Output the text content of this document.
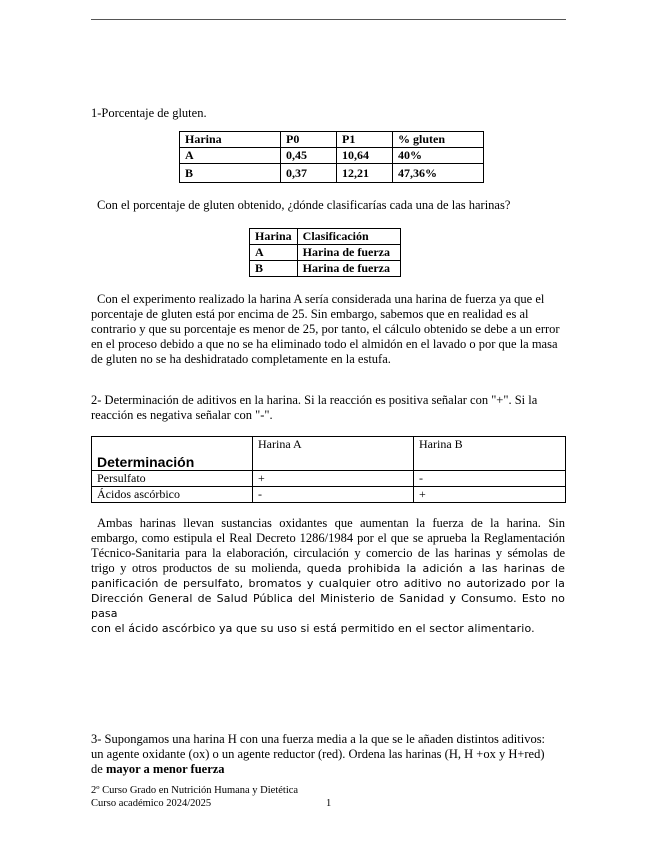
1-Porcentaje de gluten.
Harina	P0	P1	% gluten
A	0,45	10,64	40%
B	0,37	12,21	47,36%
Con el porcentaje de gluten obtenido, ¿dónde clasificarías cada una de las harinas?
Harina	Clasificación
A	Harina de fuerza
B	Harina de fuerza
Con el experimento realizado la harina A sería considerada una harina de fuerza ya que el
porcentaje de gluten está por encima de 25. Sin embargo, sabemos que en realidad es al
contrario y que su porcentaje es menor de 25, por tanto, el cálculo obtenido se debe a un error
en el proceso debido a que no se ha eliminado todo el almidón en el lavado o por que la masa
de gluten no se ha deshidratado completamente en la estufa.
2- Determinación de aditivos en la harina. Si la reacción es positiva señalar con "+". Si la
reacción es negativa señalar con "-".
Determinación	Harina A	Harina B
Persulfato	+	-
Ácidos ascórbico	-	+
Ambas harinas llevan sustancias oxidantes que aumentan la fuerza de la harina. Sin
embargo, como estipula el Real Decreto 1286/1984 por el que se aprueba la Reglamentación
Técnico-Sanitaria para la elaboración, circulación y comercio de las harinas y sémolas de
trigo y otros productos de su molienda, queda prohibida la adición a las harinas de
panificación de persulfato, bromatos y cualquier otro aditivo no autorizado por la
Dirección General de Salud Pública del Ministerio de Sanidad y Consumo. Esto no pasa
con el ácido ascórbico ya que su uso si está permitido en el sector alimentario.
3- Supongamos una harina H con una fuerza media a la que se le añaden distintos aditivos:
un agente oxidante (ox) o un agente reductor (red). Ordena las harinas (H, H +ox y H+red)
de mayor a menor fuerza
2º Curso Grado en Nutrición Humana y Dietética
Curso académico 2024/2025	1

☆ ☆ ☆ ☆

Each record above is to be restated exactly, with its pictures removed from the copy.

## CORRECT ANSWER
Output the text content of this document.
1-Porcentaje de gluten.
Harina	P0	P1	% gluten
A	0,45	10,64	40%
B	0,37	12,21	47,36%
Con el porcentaje de gluten obtenido, ¿dónde clasificarías cada una de las harinas?
Harina	Clasificación
A	Harina de fuerza
B	Harina de fuerza
Con el experimento realizado la harina A sería considerada una harina de fuerza ya que el
porcentaje de gluten está por encima de 25. Sin embargo, sabemos que en realidad es al
contrario y que su porcentaje es menor de 25, por tanto, el cálculo obtenido se debe a un error
en el proceso debido a que no se ha eliminado todo el almidón en el lavado o por que la masa
de gluten no se ha deshidratado completamente en la estufa.
2- Determinación de aditivos en la harina. Si la reacción es positiva señalar con "+". Si la
reacción es negativa señalar con "-".
Determinación	Harina A	Harina B
Persulfato	+	-
Ácidos ascórbico	-	+
Ambas harinas llevan sustancias oxidantes que aumentan la fuerza de la harina. Sin
embargo, como estipula el Real Decreto 1286/1984 por el que se aprueba la Reglamentación
Técnico-Sanitaria para la elaboración, circulación y comercio de las harinas y sémolas de
trigo y otros productos de su molienda, queda prohibida la adición a las harinas de
panificación de persulfato, bromatos y cualquier otro aditivo no autorizado por la
Dirección General de Salud Pública del Ministerio de Sanidad y Consumo. Esto no pasa
con el ácido ascórbico ya que su uso si está permitido en el sector alimentario.
3- Supongamos una harina H con una fuerza media a la que se le añaden distintos aditivos:
un agente oxidante (ox) o un agente reductor (red). Ordena las harinas (H, H +ox y H+red)
de mayor a menor fuerza
2º Curso Grado en Nutrición Humana y Dietética
Curso académico 2024/2025	1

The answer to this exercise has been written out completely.